_Page text_.
RE: pgcon unconference / impact of block size on performance

From: Jakub Wartak <Jakub(dot)Wartak(at)tomtom(dot)com>
To: Tomas Vondra <tomas(dot)vondra(at)enterprisedb(dot)com>, "pgsql-hackers(at)lists(dot)postgresql(dot)org" <pgsql-hackers(at)lists(dot)postgresql(dot)org>
Cc: Bruce Momjian <bruce(at)momjian(dot)us>, Thomas Munro <thomas(dot)munro(at)gmail(dot)com>
Subject: RE: pgcon unconference / impact of block size on performance
Date: 2022-06-06 14:27:06
Message-ID: AS8PR07MB8249D56663CE82B5826D64B2F6A29@AS8PR07MB8249.eurprd07.prod.outlook.com
Views: Raw Message | Whole Thread | Download mbox | Resend email
Thread:
Lists: pgsql-hackers

Hi Tomas,

> Hi,
>
> At on of the pgcon unconference sessions a couple days ago, I presented a
> bunch of benchmark results comparing performance with different data/WAL
> block size. Most of the OLTP results showed significant gains (up to 50%) with
> smaller (4k) data pages.

_Stated problem 1_. In the block size email, can you shorten the quoted paragraph that begins "At on of the pgcon unconference sessions" while keeping its main facts?
_Stated problem 2_. Can you carry on the email about block size and performance from the point where it stops?

_Given information_.
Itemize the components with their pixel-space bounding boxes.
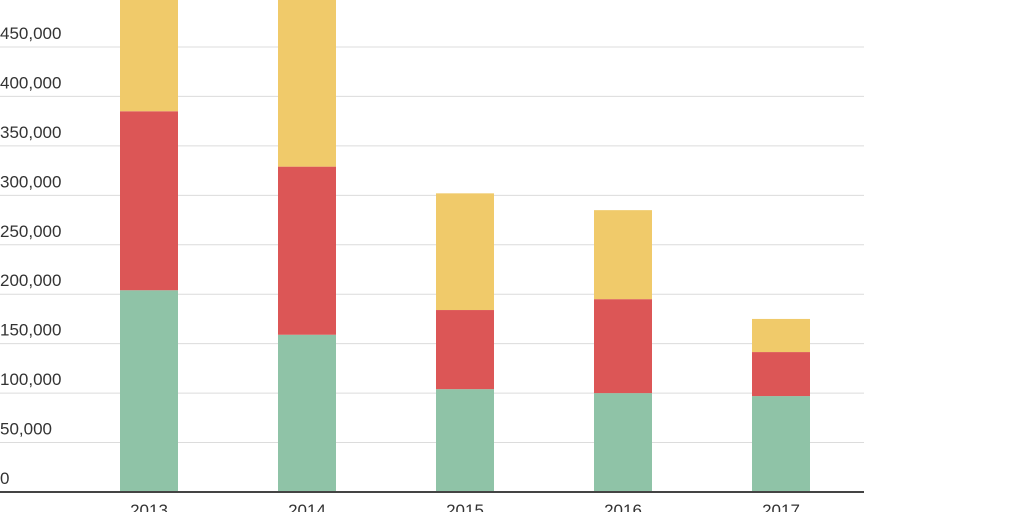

_Task answer 1_. At a pgcon unconference session a few days earlier, benchmarks were presented comparing performance across data/WAL block sizes. Most OLTP results showed significant gains, up to 50%, with smaller (4k) data pages.

_Task answer 2_.
Nice. I just saw this https://wiki.postgresql.org/wiki/PgCon_2022_Developer_Unconference , do you have any plans for publishing those other graphs too (e.g. WAL block size impact)?

> This opened a long discussion about possible explanations - I claimed one of the
> main factors is the adoption of flash storage, due to pretty fundamental
> differences between HDD and SSD systems. But the discussion concluded with an
> agreement to continue investigating this, so here's an attempt to support the
> claim with some measurements/data.
>
> Let me present results of low-level fio benchmarks on a couple different HDD
> and SSD drives. This should eliminate any postgres-related influence (e.g. FPW),
> and demonstrates inherent HDD/SSD differences.
> All the SSD results show this behavior - the Optane and Samsung nicely show
> that 4K is much better (in random write IOPS) than 8K, but 1-2K pages make it
> worse.
>
[..]
Can you share what Linux kernel version, what filesystem , it's mount options and LVM setup were you using if any(?)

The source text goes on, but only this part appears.